Wherever the string "超灵便型船运价指数" shows up in a line, count that line. Give the total alone.
________
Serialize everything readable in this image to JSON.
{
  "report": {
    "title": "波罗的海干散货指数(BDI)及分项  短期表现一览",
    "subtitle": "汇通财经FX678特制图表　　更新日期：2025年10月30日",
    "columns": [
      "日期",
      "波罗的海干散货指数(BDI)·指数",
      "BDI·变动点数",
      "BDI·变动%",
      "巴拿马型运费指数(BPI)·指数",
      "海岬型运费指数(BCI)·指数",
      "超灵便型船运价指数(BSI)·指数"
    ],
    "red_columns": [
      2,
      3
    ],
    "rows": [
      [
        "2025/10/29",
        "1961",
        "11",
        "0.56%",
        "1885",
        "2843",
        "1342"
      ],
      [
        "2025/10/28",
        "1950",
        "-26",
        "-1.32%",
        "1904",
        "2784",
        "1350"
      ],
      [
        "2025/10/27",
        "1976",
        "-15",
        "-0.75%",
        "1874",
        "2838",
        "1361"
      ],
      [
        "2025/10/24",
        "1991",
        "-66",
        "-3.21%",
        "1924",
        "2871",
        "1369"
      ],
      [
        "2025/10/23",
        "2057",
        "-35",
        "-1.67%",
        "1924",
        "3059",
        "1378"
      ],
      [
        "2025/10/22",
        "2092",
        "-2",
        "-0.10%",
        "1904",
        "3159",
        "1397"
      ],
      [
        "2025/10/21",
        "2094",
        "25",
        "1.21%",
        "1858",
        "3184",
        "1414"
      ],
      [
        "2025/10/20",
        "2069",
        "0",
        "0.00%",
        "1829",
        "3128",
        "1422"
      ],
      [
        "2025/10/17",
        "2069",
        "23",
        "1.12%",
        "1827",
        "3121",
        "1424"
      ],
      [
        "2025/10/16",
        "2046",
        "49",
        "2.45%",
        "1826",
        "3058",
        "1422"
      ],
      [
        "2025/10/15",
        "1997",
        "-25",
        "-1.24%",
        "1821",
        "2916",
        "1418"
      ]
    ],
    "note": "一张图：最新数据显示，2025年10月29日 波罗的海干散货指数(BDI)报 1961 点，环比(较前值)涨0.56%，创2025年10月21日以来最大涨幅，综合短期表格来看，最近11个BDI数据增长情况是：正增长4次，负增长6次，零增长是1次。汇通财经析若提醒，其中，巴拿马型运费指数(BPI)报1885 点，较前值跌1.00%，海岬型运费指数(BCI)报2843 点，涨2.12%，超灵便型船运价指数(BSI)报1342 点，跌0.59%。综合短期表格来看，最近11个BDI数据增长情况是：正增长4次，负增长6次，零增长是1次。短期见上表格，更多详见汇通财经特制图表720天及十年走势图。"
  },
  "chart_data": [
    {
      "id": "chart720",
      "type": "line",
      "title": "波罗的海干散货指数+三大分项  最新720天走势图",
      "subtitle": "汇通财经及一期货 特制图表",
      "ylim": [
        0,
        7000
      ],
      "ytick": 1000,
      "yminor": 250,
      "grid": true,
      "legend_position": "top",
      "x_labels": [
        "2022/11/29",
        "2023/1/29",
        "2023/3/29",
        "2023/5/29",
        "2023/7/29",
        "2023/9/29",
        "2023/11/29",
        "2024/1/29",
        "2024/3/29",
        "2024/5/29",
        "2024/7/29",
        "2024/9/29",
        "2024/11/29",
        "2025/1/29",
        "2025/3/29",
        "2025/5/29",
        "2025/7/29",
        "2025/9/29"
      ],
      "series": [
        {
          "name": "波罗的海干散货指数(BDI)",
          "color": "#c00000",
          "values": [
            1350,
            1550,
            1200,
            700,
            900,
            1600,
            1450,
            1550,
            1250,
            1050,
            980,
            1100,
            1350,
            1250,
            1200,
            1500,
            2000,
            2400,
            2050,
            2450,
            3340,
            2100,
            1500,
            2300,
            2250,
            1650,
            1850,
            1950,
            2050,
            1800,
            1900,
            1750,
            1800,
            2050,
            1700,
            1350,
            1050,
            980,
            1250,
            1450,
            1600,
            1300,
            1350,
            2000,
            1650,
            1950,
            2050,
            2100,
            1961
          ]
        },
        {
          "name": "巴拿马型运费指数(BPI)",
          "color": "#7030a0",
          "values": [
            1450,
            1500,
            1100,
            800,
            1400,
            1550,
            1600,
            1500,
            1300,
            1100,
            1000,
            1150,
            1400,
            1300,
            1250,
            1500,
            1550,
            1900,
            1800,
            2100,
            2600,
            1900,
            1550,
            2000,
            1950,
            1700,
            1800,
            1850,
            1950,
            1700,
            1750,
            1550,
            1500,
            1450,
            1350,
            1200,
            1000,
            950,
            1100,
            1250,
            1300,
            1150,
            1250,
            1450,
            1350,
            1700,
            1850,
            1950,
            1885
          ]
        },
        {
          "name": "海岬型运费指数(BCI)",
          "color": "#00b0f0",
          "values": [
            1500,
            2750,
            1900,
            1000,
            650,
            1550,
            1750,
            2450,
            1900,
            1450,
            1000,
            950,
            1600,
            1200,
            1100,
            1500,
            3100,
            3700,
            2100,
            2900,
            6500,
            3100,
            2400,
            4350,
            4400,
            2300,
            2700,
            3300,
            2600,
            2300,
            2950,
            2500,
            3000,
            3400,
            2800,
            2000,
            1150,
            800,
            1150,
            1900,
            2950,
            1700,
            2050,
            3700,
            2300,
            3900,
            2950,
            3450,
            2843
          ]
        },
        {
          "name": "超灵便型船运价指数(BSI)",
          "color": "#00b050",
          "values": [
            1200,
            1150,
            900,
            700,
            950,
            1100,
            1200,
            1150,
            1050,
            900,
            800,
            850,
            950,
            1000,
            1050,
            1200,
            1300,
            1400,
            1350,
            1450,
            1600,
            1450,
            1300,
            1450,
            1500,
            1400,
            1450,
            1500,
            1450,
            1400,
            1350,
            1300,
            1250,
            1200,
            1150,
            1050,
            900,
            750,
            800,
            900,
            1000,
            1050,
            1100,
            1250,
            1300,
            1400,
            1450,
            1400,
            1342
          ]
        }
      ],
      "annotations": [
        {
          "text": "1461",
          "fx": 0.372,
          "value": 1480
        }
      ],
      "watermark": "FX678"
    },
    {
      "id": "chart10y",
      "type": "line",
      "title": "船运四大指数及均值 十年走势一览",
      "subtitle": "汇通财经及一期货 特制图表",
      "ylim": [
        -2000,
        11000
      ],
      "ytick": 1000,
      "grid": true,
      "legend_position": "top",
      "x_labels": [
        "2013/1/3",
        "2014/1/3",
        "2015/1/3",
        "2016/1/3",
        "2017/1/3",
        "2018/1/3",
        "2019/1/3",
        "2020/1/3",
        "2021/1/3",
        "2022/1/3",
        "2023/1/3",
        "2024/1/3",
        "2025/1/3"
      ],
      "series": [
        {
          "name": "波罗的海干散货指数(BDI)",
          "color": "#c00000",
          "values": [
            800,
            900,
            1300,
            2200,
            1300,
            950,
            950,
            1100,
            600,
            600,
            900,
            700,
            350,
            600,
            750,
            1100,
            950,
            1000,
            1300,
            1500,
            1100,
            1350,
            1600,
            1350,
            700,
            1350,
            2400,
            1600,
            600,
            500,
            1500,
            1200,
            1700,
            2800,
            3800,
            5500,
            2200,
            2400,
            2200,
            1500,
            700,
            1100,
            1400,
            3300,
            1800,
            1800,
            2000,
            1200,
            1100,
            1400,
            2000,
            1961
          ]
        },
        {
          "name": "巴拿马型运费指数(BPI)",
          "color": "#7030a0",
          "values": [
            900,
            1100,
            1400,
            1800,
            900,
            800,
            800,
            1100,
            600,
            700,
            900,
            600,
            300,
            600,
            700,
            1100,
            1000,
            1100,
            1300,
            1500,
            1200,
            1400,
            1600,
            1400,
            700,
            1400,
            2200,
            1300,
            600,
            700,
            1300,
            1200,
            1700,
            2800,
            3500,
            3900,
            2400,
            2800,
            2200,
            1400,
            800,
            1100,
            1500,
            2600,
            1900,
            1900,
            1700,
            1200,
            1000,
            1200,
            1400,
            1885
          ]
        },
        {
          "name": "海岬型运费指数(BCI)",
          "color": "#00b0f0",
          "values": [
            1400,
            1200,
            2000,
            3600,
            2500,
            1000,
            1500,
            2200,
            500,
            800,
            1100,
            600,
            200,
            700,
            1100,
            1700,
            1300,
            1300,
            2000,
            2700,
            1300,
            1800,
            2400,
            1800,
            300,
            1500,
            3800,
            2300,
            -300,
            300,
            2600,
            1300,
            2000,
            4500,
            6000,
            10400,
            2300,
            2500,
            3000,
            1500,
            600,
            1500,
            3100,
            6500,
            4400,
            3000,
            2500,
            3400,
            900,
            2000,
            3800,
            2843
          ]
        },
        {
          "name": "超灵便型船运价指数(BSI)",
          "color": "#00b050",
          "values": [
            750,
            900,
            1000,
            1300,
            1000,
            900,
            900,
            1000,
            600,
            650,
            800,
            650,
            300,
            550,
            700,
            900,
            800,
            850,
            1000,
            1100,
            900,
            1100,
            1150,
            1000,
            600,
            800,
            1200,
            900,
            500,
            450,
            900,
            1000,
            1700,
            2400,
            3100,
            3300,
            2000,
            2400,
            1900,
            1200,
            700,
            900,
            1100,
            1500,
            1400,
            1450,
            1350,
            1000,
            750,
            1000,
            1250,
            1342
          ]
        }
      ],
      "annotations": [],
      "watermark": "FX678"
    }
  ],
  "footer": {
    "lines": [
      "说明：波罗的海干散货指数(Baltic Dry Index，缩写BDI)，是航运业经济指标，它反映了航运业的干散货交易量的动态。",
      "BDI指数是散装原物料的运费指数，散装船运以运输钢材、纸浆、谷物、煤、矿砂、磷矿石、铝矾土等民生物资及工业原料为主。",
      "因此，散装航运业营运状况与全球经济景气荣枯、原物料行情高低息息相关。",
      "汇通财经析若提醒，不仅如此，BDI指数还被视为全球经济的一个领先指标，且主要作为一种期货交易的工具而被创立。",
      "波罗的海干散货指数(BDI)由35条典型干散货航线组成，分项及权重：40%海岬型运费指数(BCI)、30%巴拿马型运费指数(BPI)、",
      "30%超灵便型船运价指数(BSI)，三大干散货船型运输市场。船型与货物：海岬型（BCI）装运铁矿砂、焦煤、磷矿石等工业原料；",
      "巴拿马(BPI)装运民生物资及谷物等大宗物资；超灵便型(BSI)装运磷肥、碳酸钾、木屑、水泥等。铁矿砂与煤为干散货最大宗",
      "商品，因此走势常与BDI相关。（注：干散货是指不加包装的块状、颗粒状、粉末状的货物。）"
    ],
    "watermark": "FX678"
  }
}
________
PROBLEM SOLUTION
5